- **Recorded data**
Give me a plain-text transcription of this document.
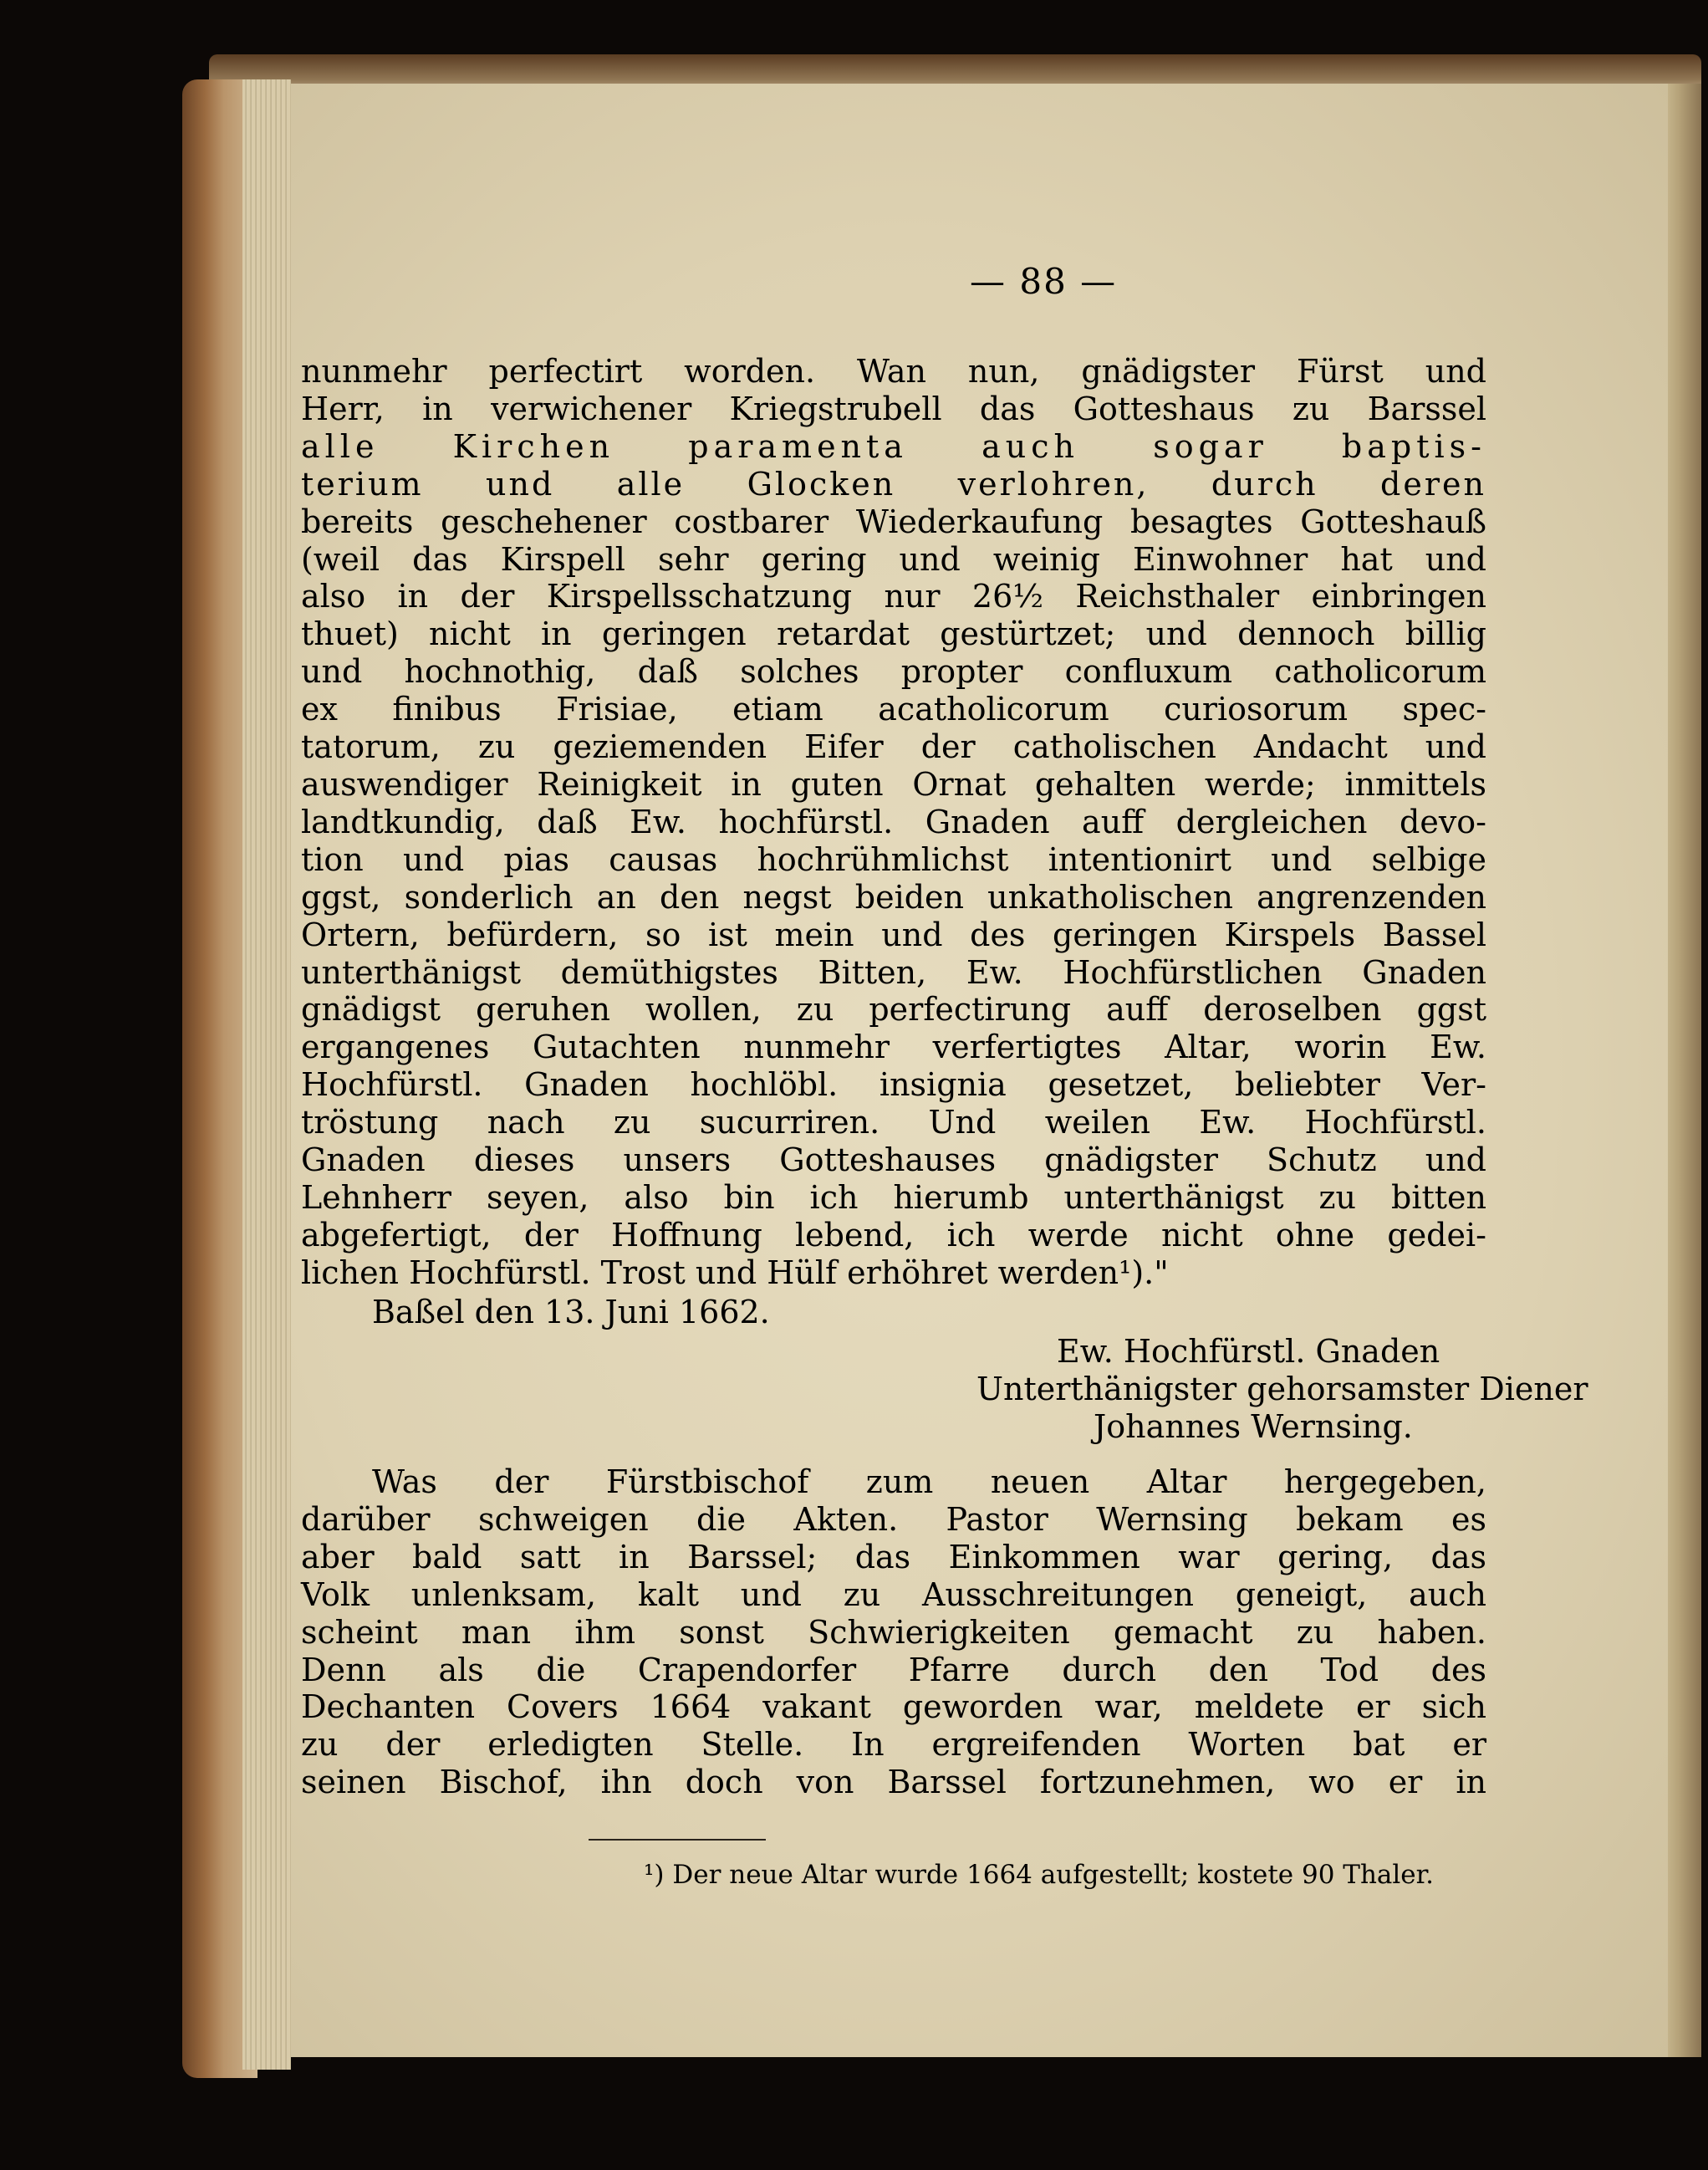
— 88 —
nunmehr perfectirt worden. Wan nun, gnädigster Fürst und
Herr, in verwichener Kriegstrubell das Gotteshaus zu Barssel
alle Kirchen paramenta auch sogar baptis-
terium und alle Glocken verlohren, durch deren
bereits geschehener costbarer Wiederkaufung besagtes Gotteshauß
(weil das Kirspell sehr gering und weinig Einwohner hat und
also in der Kirspellsschatzung nur 26½ Reichsthaler einbringen
thuet) nicht in geringen retardat gestürtzet; und dennoch billig
und hochnothig, daß solches propter confluxum catholicorum
ex finibus Frisiae, etiam acatholicorum curiosorum spec-
tatorum, zu geziemenden Eifer der catholischen Andacht und
auswendiger Reinigkeit in guten Ornat gehalten werde; inmittels
landtkundig, daß Ew. hochfürstl. Gnaden auff dergleichen devo-
tion und pias causas hochrühmlichst intentionirt und selbige
ggst, sonderlich an den negst beiden unkatholischen angrenzenden
Ortern, befürdern, so ist mein und des geringen Kirspels Bassel
unterthänigst demüthigstes Bitten, Ew. Hochfürstlichen Gnaden
gnädigst geruhen wollen, zu perfectirung auff deroselben ggst
ergangenes Gutachten nunmehr verfertigtes Altar, worin Ew.
Hochfürstl. Gnaden hochlöbl. insignia gesetzet, beliebter Ver-
tröstung nach zu sucurriren. Und weilen Ew. Hochfürstl.
Gnaden dieses unsers Gotteshauses gnädigster Schutz und
Lehnherr seyen, also bin ich hierumb unterthänigst zu bitten
abgefertigt, der Hoffnung lebend, ich werde nicht ohne gedei-
lichen Hochfürstl. Trost und Hülf erhöhret werden¹)."
Baßel den 13. Juni 1662.
Ew. Hochfürstl. Gnaden
Unterthänigster gehorsamster Diener
Johannes Wernsing.
Was der Fürstbischof zum neuen Altar hergegeben,
darüber schweigen die Akten. Pastor Wernsing bekam es
aber bald satt in Barssel; das Einkommen war gering, das
Volk unlenksam, kalt und zu Ausschreitungen geneigt, auch
scheint man ihm sonst Schwierigkeiten gemacht zu haben.
Denn als die Crapendorfer Pfarre durch den Tod des
Dechanten Covers 1664 vakant geworden war, meldete er sich
zu der erledigten Stelle. In ergreifenden Worten bat er
seinen Bischof, ihn doch von Barssel fortzunehmen, wo er in
¹) Der neue Altar wurde 1664 aufgestellt; kostete 90 Thaler.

- **What to work on**
Report every line from the listing above where the string "durch" can be found.

- **Written answer**
terium und alle Glocken verlohren, durch deren
Denn als die Crapendorfer Pfarre durch den Tod des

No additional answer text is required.